**WHAT YOU SHOULD DO:** Make an exact copy of the lines, leaving the pictures out.

[Data excerpts]
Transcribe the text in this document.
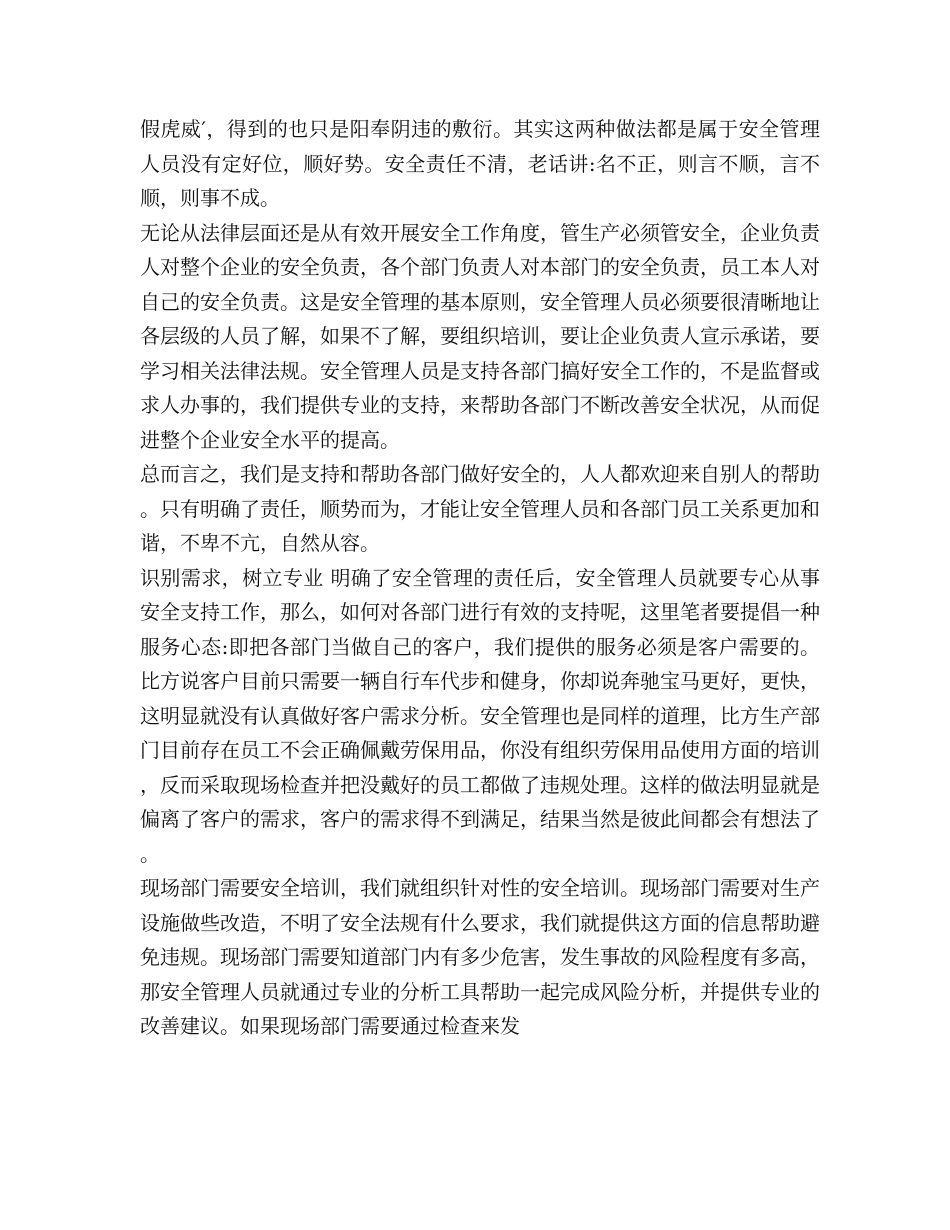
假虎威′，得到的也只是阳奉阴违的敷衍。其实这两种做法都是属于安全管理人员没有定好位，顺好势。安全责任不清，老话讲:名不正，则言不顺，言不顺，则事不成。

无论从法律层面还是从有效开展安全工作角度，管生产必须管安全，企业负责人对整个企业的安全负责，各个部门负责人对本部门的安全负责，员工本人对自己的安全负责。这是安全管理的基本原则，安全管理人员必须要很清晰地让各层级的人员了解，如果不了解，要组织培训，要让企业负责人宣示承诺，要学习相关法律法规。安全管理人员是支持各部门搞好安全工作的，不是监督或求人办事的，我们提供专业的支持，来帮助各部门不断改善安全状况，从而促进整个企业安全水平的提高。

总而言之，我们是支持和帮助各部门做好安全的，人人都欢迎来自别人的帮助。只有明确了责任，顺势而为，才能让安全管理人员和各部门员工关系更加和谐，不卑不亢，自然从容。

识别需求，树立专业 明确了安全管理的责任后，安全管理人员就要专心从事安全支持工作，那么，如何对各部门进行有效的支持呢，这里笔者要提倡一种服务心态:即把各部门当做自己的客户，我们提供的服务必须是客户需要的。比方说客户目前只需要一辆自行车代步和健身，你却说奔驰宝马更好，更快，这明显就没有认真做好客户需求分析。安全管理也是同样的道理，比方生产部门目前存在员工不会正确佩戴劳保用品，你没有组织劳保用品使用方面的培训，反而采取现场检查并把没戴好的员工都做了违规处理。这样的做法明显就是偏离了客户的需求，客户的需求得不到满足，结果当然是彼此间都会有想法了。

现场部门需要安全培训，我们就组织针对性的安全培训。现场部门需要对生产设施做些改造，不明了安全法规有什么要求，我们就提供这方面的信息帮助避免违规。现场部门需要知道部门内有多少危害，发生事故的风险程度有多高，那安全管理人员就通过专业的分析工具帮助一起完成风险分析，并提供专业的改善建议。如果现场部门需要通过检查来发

**EXPECTED OUTPUT:**
Transcribe the text in this document.
假虎威′，得到的也只是阳奉阴违的敷衍。其实这两种做法都是属于安全管理人员没有定好位，顺好势。安全责任不清，老话讲:名不正，则言不顺，言不顺，则事不成。

无论从法律层面还是从有效开展安全工作角度，管生产必须管安全，企业负责人对整个企业的安全负责，各个部门负责人对本部门的安全负责，员工本人对自己的安全负责。这是安全管理的基本原则，安全管理人员必须要很清晰地让各层级的人员了解，如果不了解，要组织培训，要让企业负责人宣示承诺，要学习相关法律法规。安全管理人员是支持各部门搞好安全工作的，不是监督或求人办事的，我们提供专业的支持，来帮助各部门不断改善安全状况，从而促进整个企业安全水平的提高。

总而言之，我们是支持和帮助各部门做好安全的，人人都欢迎来自别人的帮助。只有明确了责任，顺势而为，才能让安全管理人员和各部门员工关系更加和谐，不卑不亢，自然从容。

识别需求，树立专业 明确了安全管理的责任后，安全管理人员就要专心从事安全支持工作，那么，如何对各部门进行有效的支持呢，这里笔者要提倡一种服务心态:即把各部门当做自己的客户，我们提供的服务必须是客户需要的。比方说客户目前只需要一辆自行车代步和健身，你却说奔驰宝马更好，更快，这明显就没有认真做好客户需求分析。安全管理也是同样的道理，比方生产部门目前存在员工不会正确佩戴劳保用品，你没有组织劳保用品使用方面的培训，反而采取现场检查并把没戴好的员工都做了违规处理。这样的做法明显就是偏离了客户的需求，客户的需求得不到满足，结果当然是彼此间都会有想法了。

现场部门需要安全培训，我们就组织针对性的安全培训。现场部门需要对生产设施做些改造，不明了安全法规有什么要求，我们就提供这方面的信息帮助避免违规。现场部门需要知道部门内有多少危害，发生事故的风险程度有多高，那安全管理人员就通过专业的分析工具帮助一起完成风险分析，并提供专业的改善建议。如果现场部门需要通过检查来发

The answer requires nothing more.